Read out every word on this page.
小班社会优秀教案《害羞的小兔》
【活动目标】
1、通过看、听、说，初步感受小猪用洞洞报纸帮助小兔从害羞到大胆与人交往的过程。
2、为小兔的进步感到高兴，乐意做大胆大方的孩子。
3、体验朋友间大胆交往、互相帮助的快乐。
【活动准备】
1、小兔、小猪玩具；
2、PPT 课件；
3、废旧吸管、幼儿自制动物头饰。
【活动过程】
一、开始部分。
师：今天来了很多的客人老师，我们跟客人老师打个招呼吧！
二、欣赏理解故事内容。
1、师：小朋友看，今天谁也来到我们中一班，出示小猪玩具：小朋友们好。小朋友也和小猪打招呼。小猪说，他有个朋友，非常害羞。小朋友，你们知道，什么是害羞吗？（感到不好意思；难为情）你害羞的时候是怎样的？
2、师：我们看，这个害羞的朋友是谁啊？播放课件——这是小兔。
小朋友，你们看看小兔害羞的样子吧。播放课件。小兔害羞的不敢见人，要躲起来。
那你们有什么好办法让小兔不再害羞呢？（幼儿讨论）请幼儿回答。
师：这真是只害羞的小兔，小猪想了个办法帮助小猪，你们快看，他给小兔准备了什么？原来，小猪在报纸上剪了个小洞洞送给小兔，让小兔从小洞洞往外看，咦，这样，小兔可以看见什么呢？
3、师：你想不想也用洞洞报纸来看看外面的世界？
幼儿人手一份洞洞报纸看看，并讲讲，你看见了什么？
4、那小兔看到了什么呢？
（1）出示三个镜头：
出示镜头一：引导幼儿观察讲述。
####################
▶ **To do**
Using the material above, print every entry exactly as written.

▶ **Task answer**
Read out every word on this page.
小班社会优秀教案《害羞的小兔》
【活动目标】
1、通过看、听、说，初步感受小猪用洞洞报纸帮助小兔从害羞到大胆与人交往的过程。
2、为小兔的进步感到高兴，乐意做大胆大方的孩子。
3、体验朋友间大胆交往、互相帮助的快乐。
【活动准备】
1、小兔、小猪玩具；
2、PPT 课件；
3、废旧吸管、幼儿自制动物头饰。
【活动过程】
一、开始部分。
师：今天来了很多的客人老师，我们跟客人老师打个招呼吧！
二、欣赏理解故事内容。
1、师：小朋友看，今天谁也来到我们中一班，出示小猪玩具：小朋友们好。小朋友也和小猪打招呼。小猪说，他有个朋友，非常害羞。小朋友，你们知道，什么是害羞吗？（感到不好意思；难为情）你害羞的时候是怎样的？
2、师：我们看，这个害羞的朋友是谁啊？播放课件——这是小兔。
小朋友，你们看看小兔害羞的样子吧。播放课件。小兔害羞的不敢见人，要躲起来。
那你们有什么好办法让小兔不再害羞呢？（幼儿讨论）请幼儿回答。
师：这真是只害羞的小兔，小猪想了个办法帮助小猪，你们快看，他给小兔准备了什么？原来，小猪在报纸上剪了个小洞洞送给小兔，让小兔从小洞洞往外看，咦，这样，小兔可以看见什么呢？
3、师：你想不想也用洞洞报纸来看看外面的世界？
幼儿人手一份洞洞报纸看看，并讲讲，你看见了什么？
4、那小兔看到了什么呢？
（1）出示三个镜头：
出示镜头一：引导幼儿观察讲述。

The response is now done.